OBJECTIVE
Each entry below should be written out exactly as it is, with no pictures.

INPUT FOR THIS TASK
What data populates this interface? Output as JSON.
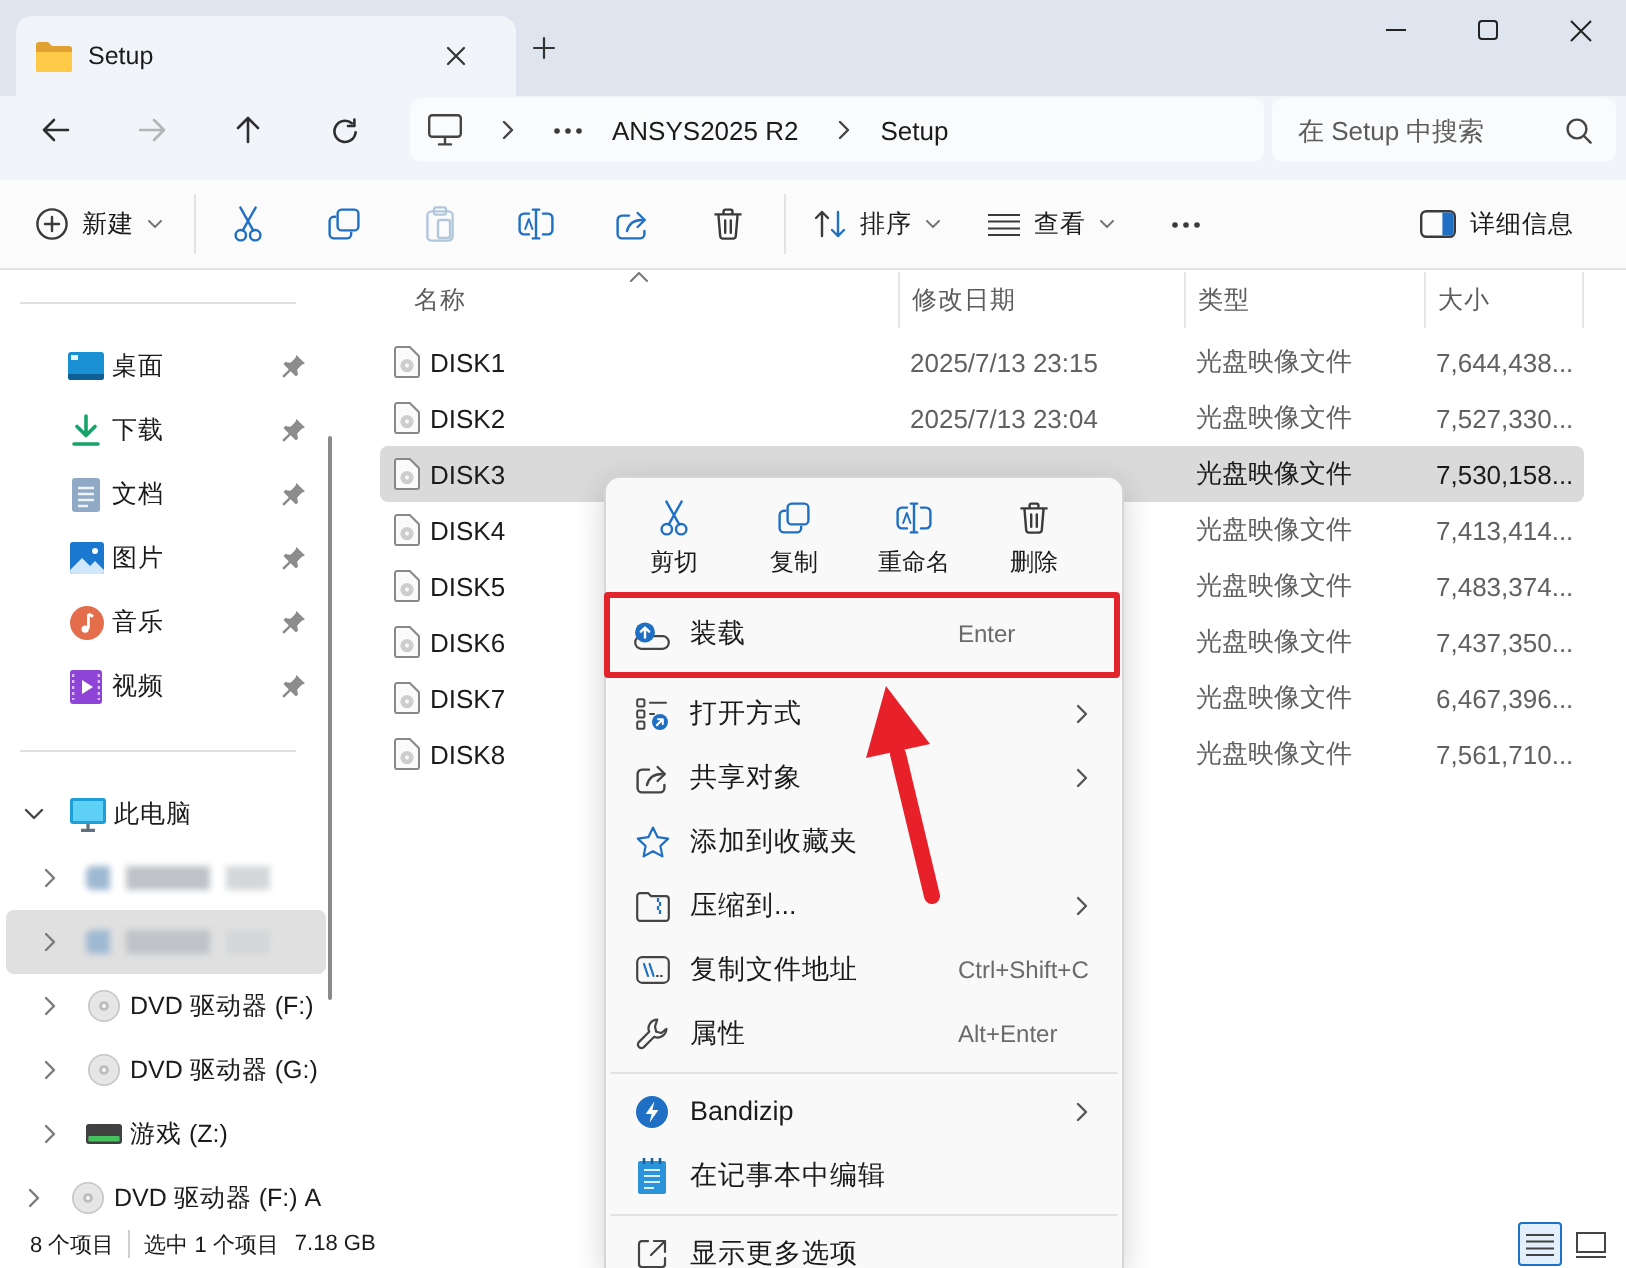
{
  "window": {
    "tab": {
      "title": "Setup",
      "selected": true
    }
  },
  "navigation": {
    "buttons": [
      {
        "kind": "back",
        "disabled": false
      },
      {
        "kind": "forward",
        "disabled": true
      },
      {
        "kind": "up",
        "disabled": false
      },
      {
        "kind": "refresh",
        "disabled": false
      }
    ]
  },
  "address_bar": {
    "segments": [
      {
        "kind": "computer",
        "chevron": true
      },
      {
        "kind": "overflow",
        "chevron": false
      },
      {
        "kind": "folder",
        "label": "ANSYS2025 R2",
        "chevron": true
      },
      {
        "kind": "folder",
        "label": "Setup",
        "chevron": false
      }
    ]
  },
  "search": {
    "placeholder": "在 Setup 中搜索"
  },
  "toolbar": {
    "groups": [
      {
        "items": [
          {
            "kind": "new",
            "label": "新建",
            "dropdown": true,
            "disabled": false
          }
        ]
      },
      {
        "items": [
          {
            "kind": "cut",
            "dropdown": false,
            "disabled": false
          },
          {
            "kind": "copy",
            "dropdown": false,
            "disabled": false
          },
          {
            "kind": "paste",
            "dropdown": false,
            "disabled": true
          },
          {
            "kind": "rename",
            "dropdown": false,
            "disabled": false
          },
          {
            "kind": "share",
            "dropdown": false,
            "disabled": false
          },
          {
            "kind": "delete",
            "dropdown": false,
            "disabled": false
          }
        ]
      },
      {
        "items": [
          {
            "kind": "sort",
            "label": "排序",
            "dropdown": true,
            "disabled": false
          },
          {
            "kind": "view",
            "label": "查看",
            "dropdown": true,
            "disabled": false
          },
          {
            "kind": "more",
            "dropdown": false,
            "disabled": false
          }
        ]
      }
    ],
    "end_items": [
      {
        "kind": "details",
        "label": "详细信息",
        "dropdown": false,
        "disabled": false
      }
    ]
  },
  "sidebar": {
    "quick_access": [
      {
        "kind": "desktop",
        "label": "桌面",
        "pinned": true
      },
      {
        "kind": "downloads",
        "label": "下载",
        "pinned": true
      },
      {
        "kind": "documents",
        "label": "文档",
        "pinned": true
      },
      {
        "kind": "pictures",
        "label": "图片",
        "pinned": true
      },
      {
        "kind": "music",
        "label": "音乐",
        "pinned": true
      },
      {
        "kind": "videos",
        "label": "视频",
        "pinned": true
      }
    ],
    "tree": [
      {
        "kind": "pc",
        "label": "此电脑",
        "expanded": true,
        "selected": false,
        "children": [
          {
            "kind": "redacted",
            "expanded": false,
            "selected": false
          },
          {
            "kind": "redacted",
            "expanded": false,
            "selected": true
          },
          {
            "kind": "dvd",
            "label": "DVD 驱动器 (F:)",
            "expanded": false,
            "selected": false
          },
          {
            "kind": "dvd",
            "label": "DVD 驱动器 (G:)",
            "expanded": false,
            "selected": false
          },
          {
            "kind": "drive",
            "label": "游戏 (Z:)",
            "expanded": false,
            "selected": false
          }
        ]
      },
      {
        "kind": "dvd",
        "label": "DVD 驱动器 (F:) A",
        "expanded": false,
        "selected": false
      }
    ]
  },
  "file_list": {
    "columns": [
      {
        "label": "名称",
        "sorted": true
      },
      {
        "label": "修改日期",
        "sorted": false
      },
      {
        "label": "类型",
        "sorted": false
      },
      {
        "label": "大小",
        "sorted": false
      }
    ],
    "rows": [
      {
        "name": "DISK1",
        "modified": "2025/7/13 23:15",
        "type": "光盘映像文件",
        "size": "7,644,438...",
        "selected": false
      },
      {
        "name": "DISK2",
        "modified": "2025/7/13 23:04",
        "type": "光盘映像文件",
        "size": "7,527,330...",
        "selected": false
      },
      {
        "name": "DISK3",
        "type": "光盘映像文件",
        "size": "7,530,158...",
        "selected": true
      },
      {
        "name": "DISK4",
        "type": "光盘映像文件",
        "size": "7,413,414...",
        "selected": false
      },
      {
        "name": "DISK5",
        "type": "光盘映像文件",
        "size": "7,483,374...",
        "selected": false
      },
      {
        "name": "DISK6",
        "type": "光盘映像文件",
        "size": "7,437,350...",
        "selected": false
      },
      {
        "name": "DISK7",
        "type": "光盘映像文件",
        "size": "6,467,396...",
        "selected": false
      },
      {
        "name": "DISK8",
        "type": "光盘映像文件",
        "size": "7,561,710...",
        "selected": false
      }
    ]
  },
  "context_menu": {
    "quick_actions": [
      {
        "kind": "cut",
        "label": "剪切"
      },
      {
        "kind": "copy",
        "label": "复制"
      },
      {
        "kind": "rename",
        "label": "重命名"
      },
      {
        "kind": "delete",
        "label": "删除"
      }
    ],
    "groups": [
      {
        "items": [
          {
            "kind": "mount",
            "label": "装载",
            "shortcut": "Enter",
            "submenu": false,
            "highlighted": true
          },
          {
            "kind": "open-with",
            "label": "打开方式",
            "submenu": true,
            "highlighted": false
          },
          {
            "kind": "share",
            "label": "共享对象",
            "submenu": true,
            "highlighted": false
          },
          {
            "kind": "favorite",
            "label": "添加到收藏夹",
            "submenu": false,
            "highlighted": false
          },
          {
            "kind": "compress",
            "label": "压缩到...",
            "submenu": true,
            "highlighted": false
          },
          {
            "kind": "copy-path",
            "label": "复制文件地址",
            "shortcut": "Ctrl+Shift+C",
            "submenu": false,
            "highlighted": false
          },
          {
            "kind": "properties",
            "label": "属性",
            "shortcut": "Alt+Enter",
            "submenu": false,
            "highlighted": false
          }
        ]
      },
      {
        "items": [
          {
            "kind": "bandizip",
            "label": "Bandizip",
            "submenu": true,
            "highlighted": false
          },
          {
            "kind": "notepad",
            "label": "在记事本中编辑",
            "submenu": false,
            "highlighted": false
          }
        ]
      },
      {
        "items": [
          {
            "kind": "more-options",
            "label": "显示更多选项",
            "submenu": false,
            "highlighted": false
          }
        ]
      }
    ]
  },
  "status_bar": {
    "item_count": "8 个项目",
    "selection": "选中 1 个项目",
    "selection_size": "7.18 GB",
    "views": [
      {
        "kind": "details",
        "selected": true
      },
      {
        "kind": "tiles",
        "selected": false
      }
    ]
  }
}
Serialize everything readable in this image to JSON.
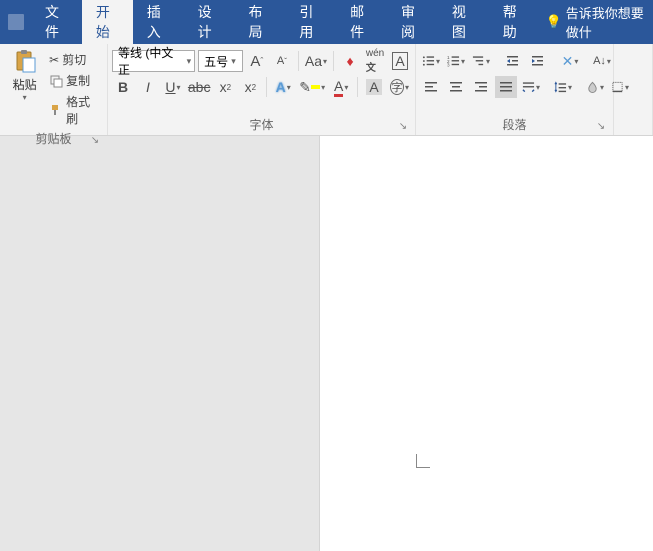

EXERCISE ANSWER
What data populates this interface? Output as JSON.
{
  "window": {
    "tab": {
      "title": "Setup",
      "selected": true
    }
  },
  "navigation": {
    "buttons": [
      {
        "kind": "back",
        "disabled": false
      },
      {
        "kind": "forward",
        "disabled": true
      },
      {
        "kind": "up",
        "disabled": false
      },
      {
        "kind": "refresh",
        "disabled": false
      }
    ]
  },
  "address_bar": {
    "segments": [
      {
        "kind": "computer",
        "chevron": true
      },
      {
        "kind": "overflow",
        "chevron": false
      },
      {
        "kind": "folder",
        "label": "ANSYS2025 R2",
        "chevron": true
      },
      {
        "kind": "folder",
        "label": "Setup",
        "chevron": false
      }
    ]
  },
  "search": {
    "placeholder": "在 Setup 中搜索"
  },
  "toolbar": {
    "groups": [
      {
        "items": [
          {
            "kind": "new",
            "label": "新建",
            "dropdown": true,
            "disabled": false
          }
        ]
      },
      {
        "items": [
          {
            "kind": "cut",
            "dropdown": false,
            "disabled": false
          },
          {
            "kind": "copy",
            "dropdown": false,
            "disabled": false
          },
          {
            "kind": "paste",
            "dropdown": false,
            "disabled": true
          },
          {
            "kind": "rename",
            "dropdown": false,
            "disabled": false
          },
          {
            "kind": "share",
            "dropdown": false,
            "disabled": false
          },
          {
            "kind": "delete",
            "dropdown": false,
            "disabled": false
          }
        ]
      },
      {
        "items": [
          {
            "kind": "sort",
            "label": "排序",
            "dropdown": true,
            "disabled": false
          },
          {
            "kind": "view",
            "label": "查看",
            "dropdown": true,
            "disabled": false
          },
          {
            "kind": "more",
            "dropdown": false,
            "disabled": false
          }
        ]
      }
    ],
    "end_items": [
      {
        "kind": "details",
        "label": "详细信息",
        "dropdown": false,
        "disabled": false
      }
    ]
  },
  "sidebar": {
    "quick_access": [
      {
        "kind": "desktop",
        "label": "桌面",
        "pinned": true
      },
      {
        "kind": "downloads",
        "label": "下载",
        "pinned": true
      },
      {
        "kind": "documents",
        "label": "文档",
        "pinned": true
      },
      {
        "kind": "pictures",
        "label": "图片",
        "pinned": true
      },
      {
        "kind": "music",
        "label": "音乐",
        "pinned": true
      },
      {
        "kind": "videos",
        "label": "视频",
        "pinned": true
      }
    ],
    "tree": [
      {
        "kind": "pc",
        "label": "此电脑",
        "expanded": true,
        "selected": false,
        "children": [
          {
            "kind": "redacted",
            "expanded": false,
            "selected": false
          },
          {
            "kind": "redacted",
            "expanded": false,
            "selected": true
          },
          {
            "kind": "dvd",
            "label": "DVD 驱动器 (F:)",
            "expanded": false,
            "selected": false
          },
          {
            "kind": "dvd",
            "label": "DVD 驱动器 (G:)",
            "expanded": false,
            "selected": false
          },
          {
            "kind": "drive",
            "label": "游戏 (Z:)",
            "expanded": false,
            "selected": false
          }
        ]
      },
      {
        "kind": "dvd",
        "label": "DVD 驱动器 (F:) A",
        "expanded": false,
        "selected": false
      }
    ]
  },
  "file_list": {
    "columns": [
      {
        "label": "名称",
        "sorted": true
      },
      {
        "label": "修改日期",
        "sorted": false
      },
      {
        "label": "类型",
        "sorted": false
      },
      {
        "label": "大小",
        "sorted": false
      }
    ],
    "rows": [
      {
        "name": "DISK1",
        "modified": "2025/7/13 23:15",
        "type": "光盘映像文件",
        "size": "7,644,438...",
        "selected": false
      },
      {
        "name": "DISK2",
        "modified": "2025/7/13 23:04",
        "type": "光盘映像文件",
        "size": "7,527,330...",
        "selected": false
      },
      {
        "name": "DISK3",
        "type": "光盘映像文件",
        "size": "7,530,158...",
        "selected": true
      },
      {
        "name": "DISK4",
        "type": "光盘映像文件",
        "size": "7,413,414...",
        "selected": false
      },
      {
        "name": "DISK5",
        "type": "光盘映像文件",
        "size": "7,483,374...",
        "selected": false
      },
      {
        "name": "DISK6",
        "type": "光盘映像文件",
        "size": "7,437,350...",
        "selected": false
      },
      {
        "name": "DISK7",
        "type": "光盘映像文件",
        "size": "6,467,396...",
        "selected": false
      },
      {
        "name": "DISK8",
        "type": "光盘映像文件",
        "size": "7,561,710...",
        "selected": false
      }
    ]
  },
  "context_menu": {
    "quick_actions": [
      {
        "kind": "cut",
        "label": "剪切"
      },
      {
        "kind": "copy",
        "label": "复制"
      },
      {
        "kind": "rename",
        "label": "重命名"
      },
      {
        "kind": "delete",
        "label": "删除"
      }
    ],
    "groups": [
      {
        "items": [
          {
            "kind": "mount",
            "label": "装载",
            "shortcut": "Enter",
            "submenu": false,
            "highlighted": true
          },
          {
            "kind": "open-with",
            "label": "打开方式",
            "submenu": true,
            "highlighted": false
          },
          {
            "kind": "share",
            "label": "共享对象",
            "submenu": true,
            "highlighted": false
          },
          {
            "kind": "favorite",
            "label": "添加到收藏夹",
            "submenu": false,
            "highlighted": false
          },
          {
            "kind": "compress",
            "label": "压缩到...",
            "submenu": true,
            "highlighted": false
          },
          {
            "kind": "copy-path",
            "label": "复制文件地址",
            "shortcut": "Ctrl+Shift+C",
            "submenu": false,
            "highlighted": false
          },
          {
            "kind": "properties",
            "label": "属性",
            "shortcut": "Alt+Enter",
            "submenu": false,
            "highlighted": false
          }
        ]
      },
      {
        "items": [
          {
            "kind": "bandizip",
            "label": "Bandizip",
            "submenu": true,
            "highlighted": false
          },
          {
            "kind": "notepad",
            "label": "在记事本中编辑",
            "submenu": false,
            "highlighted": false
          }
        ]
      },
      {
        "items": [
          {
            "kind": "more-options",
            "label": "显示更多选项",
            "submenu": false,
            "highlighted": false
          }
        ]
      }
    ]
  },
  "status_bar": {
    "item_count": "8 个项目",
    "selection": "选中 1 个项目",
    "selection_size": "7.18 GB",
    "views": [
      {
        "kind": "details",
        "selected": true
      },
      {
        "kind": "tiles",
        "selected": false
      }
    ]
  }
}
Serialize everything readable in this image to JSON.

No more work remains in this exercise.